Description of the task
Look at each line of the records and count those with "highlighted" in them. Please answer with the count alone.

[Items listed in a dataset]
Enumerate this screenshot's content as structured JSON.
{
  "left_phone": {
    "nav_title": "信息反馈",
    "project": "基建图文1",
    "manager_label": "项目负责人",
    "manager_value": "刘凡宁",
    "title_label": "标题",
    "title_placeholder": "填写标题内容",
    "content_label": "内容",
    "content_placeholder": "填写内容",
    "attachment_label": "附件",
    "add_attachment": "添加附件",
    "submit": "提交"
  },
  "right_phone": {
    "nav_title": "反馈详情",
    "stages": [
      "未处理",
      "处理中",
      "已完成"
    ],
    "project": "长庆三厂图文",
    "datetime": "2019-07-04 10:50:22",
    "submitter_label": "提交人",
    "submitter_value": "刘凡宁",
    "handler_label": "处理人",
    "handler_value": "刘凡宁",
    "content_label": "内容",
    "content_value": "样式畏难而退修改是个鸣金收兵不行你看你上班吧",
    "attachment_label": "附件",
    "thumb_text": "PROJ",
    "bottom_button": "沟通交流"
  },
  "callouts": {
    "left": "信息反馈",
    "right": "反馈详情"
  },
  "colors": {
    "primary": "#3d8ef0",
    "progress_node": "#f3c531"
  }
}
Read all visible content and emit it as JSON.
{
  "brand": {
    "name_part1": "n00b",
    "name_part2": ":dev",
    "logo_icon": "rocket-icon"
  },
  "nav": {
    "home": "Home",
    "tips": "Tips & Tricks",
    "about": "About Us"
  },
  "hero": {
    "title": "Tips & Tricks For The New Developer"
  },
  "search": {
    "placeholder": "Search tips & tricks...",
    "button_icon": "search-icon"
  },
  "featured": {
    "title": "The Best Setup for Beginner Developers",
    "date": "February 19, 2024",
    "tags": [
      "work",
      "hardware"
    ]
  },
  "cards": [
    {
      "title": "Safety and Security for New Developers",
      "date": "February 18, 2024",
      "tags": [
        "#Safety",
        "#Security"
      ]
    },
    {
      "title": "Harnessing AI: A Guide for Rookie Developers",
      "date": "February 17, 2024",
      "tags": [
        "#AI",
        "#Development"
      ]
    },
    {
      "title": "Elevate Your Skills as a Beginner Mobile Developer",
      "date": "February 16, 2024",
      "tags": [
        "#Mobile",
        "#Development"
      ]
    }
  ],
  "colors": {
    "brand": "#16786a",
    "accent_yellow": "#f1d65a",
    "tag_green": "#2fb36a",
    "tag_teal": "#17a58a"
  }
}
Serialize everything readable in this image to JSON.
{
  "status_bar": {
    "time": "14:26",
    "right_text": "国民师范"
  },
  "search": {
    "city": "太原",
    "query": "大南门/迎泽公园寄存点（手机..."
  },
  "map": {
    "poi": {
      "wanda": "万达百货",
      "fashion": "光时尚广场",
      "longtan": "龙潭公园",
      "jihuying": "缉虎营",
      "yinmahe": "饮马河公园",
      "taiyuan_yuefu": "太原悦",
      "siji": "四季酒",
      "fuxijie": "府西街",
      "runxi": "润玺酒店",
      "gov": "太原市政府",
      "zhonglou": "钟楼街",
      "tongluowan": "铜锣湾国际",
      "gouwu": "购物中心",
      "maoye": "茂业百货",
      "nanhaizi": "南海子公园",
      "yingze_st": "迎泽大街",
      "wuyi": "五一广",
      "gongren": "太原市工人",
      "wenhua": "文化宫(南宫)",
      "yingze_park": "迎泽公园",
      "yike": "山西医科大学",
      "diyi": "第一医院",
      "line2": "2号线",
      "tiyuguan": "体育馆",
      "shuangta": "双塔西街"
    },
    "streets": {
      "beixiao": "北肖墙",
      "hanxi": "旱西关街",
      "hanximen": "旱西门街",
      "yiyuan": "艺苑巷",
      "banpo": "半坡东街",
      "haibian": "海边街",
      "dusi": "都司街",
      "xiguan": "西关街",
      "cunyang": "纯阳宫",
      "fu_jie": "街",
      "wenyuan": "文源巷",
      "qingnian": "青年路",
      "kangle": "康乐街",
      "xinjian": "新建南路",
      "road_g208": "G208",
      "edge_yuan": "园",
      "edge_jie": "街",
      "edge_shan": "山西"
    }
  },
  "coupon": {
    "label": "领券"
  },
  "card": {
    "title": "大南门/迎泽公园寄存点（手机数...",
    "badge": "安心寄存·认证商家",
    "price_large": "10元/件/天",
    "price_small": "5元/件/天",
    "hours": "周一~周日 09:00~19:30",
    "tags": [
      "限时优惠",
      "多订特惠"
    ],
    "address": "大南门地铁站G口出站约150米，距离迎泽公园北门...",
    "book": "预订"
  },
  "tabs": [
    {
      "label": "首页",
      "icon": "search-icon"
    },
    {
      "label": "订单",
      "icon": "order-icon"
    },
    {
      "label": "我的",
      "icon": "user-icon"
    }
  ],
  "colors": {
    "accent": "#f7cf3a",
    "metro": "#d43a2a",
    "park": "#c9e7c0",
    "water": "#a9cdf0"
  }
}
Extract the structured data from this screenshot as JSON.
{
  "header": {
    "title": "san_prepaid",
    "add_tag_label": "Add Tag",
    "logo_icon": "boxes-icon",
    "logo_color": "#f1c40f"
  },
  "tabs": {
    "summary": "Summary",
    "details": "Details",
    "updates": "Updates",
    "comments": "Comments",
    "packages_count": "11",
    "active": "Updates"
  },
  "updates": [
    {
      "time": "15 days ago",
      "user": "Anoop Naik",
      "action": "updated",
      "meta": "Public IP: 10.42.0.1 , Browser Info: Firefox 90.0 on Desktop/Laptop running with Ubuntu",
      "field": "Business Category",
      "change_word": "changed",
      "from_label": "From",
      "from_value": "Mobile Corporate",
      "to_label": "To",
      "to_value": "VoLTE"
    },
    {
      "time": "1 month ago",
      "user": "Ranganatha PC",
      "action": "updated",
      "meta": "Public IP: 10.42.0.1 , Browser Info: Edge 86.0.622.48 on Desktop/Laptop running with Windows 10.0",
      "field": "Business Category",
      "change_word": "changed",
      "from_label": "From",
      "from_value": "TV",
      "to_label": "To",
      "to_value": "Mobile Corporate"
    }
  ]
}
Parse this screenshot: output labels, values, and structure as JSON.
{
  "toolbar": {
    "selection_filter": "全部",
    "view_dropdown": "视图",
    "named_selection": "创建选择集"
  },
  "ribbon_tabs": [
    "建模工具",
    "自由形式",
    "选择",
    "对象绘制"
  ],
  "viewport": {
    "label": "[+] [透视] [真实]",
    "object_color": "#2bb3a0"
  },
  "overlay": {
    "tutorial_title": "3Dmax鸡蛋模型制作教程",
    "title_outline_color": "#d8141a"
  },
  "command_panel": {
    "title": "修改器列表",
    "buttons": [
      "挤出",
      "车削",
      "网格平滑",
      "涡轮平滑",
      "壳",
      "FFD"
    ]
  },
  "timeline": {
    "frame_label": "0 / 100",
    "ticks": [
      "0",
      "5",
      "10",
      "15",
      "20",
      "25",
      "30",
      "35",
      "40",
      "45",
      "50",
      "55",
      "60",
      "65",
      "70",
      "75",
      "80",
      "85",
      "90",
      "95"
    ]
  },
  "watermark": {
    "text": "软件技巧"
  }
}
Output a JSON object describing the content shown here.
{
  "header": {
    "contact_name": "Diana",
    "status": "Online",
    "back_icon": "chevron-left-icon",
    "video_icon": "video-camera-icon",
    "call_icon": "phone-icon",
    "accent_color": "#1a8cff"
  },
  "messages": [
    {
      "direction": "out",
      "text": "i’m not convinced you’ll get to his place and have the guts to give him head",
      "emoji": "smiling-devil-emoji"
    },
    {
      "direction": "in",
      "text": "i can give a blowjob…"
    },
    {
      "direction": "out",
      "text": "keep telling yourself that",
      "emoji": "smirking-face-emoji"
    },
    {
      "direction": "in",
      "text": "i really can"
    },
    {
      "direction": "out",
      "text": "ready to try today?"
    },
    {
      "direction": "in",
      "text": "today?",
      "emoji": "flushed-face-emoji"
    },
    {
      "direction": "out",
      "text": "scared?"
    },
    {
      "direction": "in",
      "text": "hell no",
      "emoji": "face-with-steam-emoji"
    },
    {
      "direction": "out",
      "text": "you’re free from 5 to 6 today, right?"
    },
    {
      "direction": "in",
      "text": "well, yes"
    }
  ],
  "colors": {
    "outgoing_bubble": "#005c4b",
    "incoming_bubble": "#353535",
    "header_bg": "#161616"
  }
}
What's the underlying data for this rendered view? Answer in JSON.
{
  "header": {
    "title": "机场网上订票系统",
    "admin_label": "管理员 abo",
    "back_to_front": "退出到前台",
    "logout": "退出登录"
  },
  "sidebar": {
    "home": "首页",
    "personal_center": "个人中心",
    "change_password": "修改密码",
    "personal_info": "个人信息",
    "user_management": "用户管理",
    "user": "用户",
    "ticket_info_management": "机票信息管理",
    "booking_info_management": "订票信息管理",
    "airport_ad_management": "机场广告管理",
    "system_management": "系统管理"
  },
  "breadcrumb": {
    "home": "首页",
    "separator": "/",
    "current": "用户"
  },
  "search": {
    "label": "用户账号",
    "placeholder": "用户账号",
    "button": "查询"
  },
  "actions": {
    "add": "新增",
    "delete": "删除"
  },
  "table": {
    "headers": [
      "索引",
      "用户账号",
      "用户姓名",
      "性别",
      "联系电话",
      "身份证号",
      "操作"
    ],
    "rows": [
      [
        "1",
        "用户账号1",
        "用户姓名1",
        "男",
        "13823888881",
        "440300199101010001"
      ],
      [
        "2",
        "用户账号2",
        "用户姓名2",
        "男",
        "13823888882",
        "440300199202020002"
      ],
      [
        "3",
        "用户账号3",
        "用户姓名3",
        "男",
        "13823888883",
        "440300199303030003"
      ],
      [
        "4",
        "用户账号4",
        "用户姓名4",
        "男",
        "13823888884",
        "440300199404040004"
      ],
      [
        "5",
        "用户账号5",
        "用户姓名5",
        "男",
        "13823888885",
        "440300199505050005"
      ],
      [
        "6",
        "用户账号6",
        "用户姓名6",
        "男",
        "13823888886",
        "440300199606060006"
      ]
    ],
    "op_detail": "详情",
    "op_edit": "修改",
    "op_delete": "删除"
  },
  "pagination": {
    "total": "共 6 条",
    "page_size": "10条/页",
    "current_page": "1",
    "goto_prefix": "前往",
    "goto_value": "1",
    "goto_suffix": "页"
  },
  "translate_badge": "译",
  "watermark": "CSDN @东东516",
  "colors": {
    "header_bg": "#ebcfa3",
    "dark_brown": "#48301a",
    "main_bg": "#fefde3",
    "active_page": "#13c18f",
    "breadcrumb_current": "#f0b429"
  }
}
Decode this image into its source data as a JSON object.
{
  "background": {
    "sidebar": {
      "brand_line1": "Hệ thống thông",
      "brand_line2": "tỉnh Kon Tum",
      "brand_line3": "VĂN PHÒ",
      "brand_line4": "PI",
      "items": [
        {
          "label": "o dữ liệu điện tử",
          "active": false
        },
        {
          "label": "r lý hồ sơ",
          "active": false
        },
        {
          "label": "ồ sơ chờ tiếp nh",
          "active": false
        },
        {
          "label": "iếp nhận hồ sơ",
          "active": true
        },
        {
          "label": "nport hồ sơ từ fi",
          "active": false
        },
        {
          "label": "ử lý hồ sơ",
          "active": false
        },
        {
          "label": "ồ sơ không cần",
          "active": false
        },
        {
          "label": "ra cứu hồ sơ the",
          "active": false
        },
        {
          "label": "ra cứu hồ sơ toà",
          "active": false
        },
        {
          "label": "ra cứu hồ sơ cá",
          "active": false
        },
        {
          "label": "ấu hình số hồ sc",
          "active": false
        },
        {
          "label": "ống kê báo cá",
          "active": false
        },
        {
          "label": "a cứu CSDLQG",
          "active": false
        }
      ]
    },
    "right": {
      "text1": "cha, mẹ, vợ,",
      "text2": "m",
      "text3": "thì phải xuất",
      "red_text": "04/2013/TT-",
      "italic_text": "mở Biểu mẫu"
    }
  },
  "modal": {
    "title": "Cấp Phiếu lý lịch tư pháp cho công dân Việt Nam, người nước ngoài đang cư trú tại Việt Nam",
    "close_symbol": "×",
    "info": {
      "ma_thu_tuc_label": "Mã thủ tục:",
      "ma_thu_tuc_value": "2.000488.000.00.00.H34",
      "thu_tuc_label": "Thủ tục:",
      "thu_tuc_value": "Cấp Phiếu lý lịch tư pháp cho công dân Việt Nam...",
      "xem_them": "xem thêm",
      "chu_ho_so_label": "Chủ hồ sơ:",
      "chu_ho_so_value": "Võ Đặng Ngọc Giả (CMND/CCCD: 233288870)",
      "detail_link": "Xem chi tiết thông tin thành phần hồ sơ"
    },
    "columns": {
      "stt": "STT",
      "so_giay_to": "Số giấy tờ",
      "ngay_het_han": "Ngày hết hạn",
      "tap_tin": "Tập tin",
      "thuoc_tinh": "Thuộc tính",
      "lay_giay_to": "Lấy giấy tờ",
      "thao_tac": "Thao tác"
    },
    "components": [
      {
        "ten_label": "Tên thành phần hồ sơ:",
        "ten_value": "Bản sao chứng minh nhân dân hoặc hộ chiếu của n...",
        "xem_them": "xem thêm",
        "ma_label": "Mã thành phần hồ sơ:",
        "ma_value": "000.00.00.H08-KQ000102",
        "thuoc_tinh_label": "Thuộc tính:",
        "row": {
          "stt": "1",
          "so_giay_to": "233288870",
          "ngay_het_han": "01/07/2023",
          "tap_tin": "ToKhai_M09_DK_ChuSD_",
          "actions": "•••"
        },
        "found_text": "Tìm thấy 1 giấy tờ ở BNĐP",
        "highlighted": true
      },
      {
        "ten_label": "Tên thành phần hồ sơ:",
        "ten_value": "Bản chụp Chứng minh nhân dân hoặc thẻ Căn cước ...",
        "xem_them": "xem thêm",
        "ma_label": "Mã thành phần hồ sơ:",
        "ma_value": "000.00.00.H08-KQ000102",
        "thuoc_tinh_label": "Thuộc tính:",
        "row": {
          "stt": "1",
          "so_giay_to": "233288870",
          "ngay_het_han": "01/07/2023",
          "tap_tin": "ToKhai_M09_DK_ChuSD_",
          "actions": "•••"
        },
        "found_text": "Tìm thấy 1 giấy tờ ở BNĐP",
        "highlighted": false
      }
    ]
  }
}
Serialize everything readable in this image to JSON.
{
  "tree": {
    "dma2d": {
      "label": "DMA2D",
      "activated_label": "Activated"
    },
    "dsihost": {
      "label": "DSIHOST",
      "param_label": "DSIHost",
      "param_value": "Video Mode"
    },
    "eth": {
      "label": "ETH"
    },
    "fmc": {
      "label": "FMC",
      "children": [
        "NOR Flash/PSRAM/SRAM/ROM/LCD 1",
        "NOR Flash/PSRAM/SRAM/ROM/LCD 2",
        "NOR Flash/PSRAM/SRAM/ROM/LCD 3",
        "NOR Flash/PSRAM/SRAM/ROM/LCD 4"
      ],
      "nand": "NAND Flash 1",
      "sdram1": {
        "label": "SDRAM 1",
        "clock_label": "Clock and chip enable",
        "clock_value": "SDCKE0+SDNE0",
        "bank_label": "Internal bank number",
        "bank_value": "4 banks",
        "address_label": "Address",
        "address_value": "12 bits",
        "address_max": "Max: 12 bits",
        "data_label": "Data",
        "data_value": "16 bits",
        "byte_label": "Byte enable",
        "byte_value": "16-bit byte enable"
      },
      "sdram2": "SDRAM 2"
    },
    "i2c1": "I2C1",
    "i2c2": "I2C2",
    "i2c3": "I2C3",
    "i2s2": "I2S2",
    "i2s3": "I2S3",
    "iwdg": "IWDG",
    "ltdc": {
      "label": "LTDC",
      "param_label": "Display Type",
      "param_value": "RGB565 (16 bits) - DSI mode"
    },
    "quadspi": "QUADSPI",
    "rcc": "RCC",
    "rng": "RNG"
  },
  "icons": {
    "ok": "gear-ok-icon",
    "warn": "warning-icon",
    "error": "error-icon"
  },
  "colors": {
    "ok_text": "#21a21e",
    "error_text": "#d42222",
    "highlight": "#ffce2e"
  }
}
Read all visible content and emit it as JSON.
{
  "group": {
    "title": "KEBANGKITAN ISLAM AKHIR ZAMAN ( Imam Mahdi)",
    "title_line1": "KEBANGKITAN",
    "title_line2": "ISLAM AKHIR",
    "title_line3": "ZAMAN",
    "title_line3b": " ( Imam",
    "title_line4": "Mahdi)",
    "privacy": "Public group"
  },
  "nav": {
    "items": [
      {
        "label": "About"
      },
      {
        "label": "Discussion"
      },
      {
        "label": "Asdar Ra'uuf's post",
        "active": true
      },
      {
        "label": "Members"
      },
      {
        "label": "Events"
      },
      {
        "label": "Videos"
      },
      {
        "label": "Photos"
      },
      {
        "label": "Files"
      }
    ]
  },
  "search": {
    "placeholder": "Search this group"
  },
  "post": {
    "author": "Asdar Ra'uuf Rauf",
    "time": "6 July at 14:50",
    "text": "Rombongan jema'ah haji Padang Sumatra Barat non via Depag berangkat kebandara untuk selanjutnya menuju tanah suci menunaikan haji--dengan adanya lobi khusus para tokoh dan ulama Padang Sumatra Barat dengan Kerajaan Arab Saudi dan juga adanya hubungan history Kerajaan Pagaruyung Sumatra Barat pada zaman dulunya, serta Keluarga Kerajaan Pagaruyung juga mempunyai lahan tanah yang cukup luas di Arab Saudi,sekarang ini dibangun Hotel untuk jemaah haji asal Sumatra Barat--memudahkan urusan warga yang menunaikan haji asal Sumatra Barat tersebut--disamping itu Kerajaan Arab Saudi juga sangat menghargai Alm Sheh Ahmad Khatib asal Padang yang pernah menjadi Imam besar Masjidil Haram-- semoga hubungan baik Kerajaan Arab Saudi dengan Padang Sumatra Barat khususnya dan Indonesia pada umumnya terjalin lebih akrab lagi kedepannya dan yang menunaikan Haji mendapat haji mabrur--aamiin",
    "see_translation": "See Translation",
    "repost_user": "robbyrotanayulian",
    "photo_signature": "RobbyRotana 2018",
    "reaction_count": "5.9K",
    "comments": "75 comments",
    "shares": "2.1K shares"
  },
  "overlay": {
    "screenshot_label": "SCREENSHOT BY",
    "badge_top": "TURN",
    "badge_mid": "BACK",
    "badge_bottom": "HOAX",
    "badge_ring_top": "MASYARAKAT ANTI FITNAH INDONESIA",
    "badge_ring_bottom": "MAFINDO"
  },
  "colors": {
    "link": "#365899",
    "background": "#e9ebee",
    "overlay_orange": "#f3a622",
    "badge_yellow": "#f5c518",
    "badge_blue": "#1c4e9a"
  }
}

Output for this task
2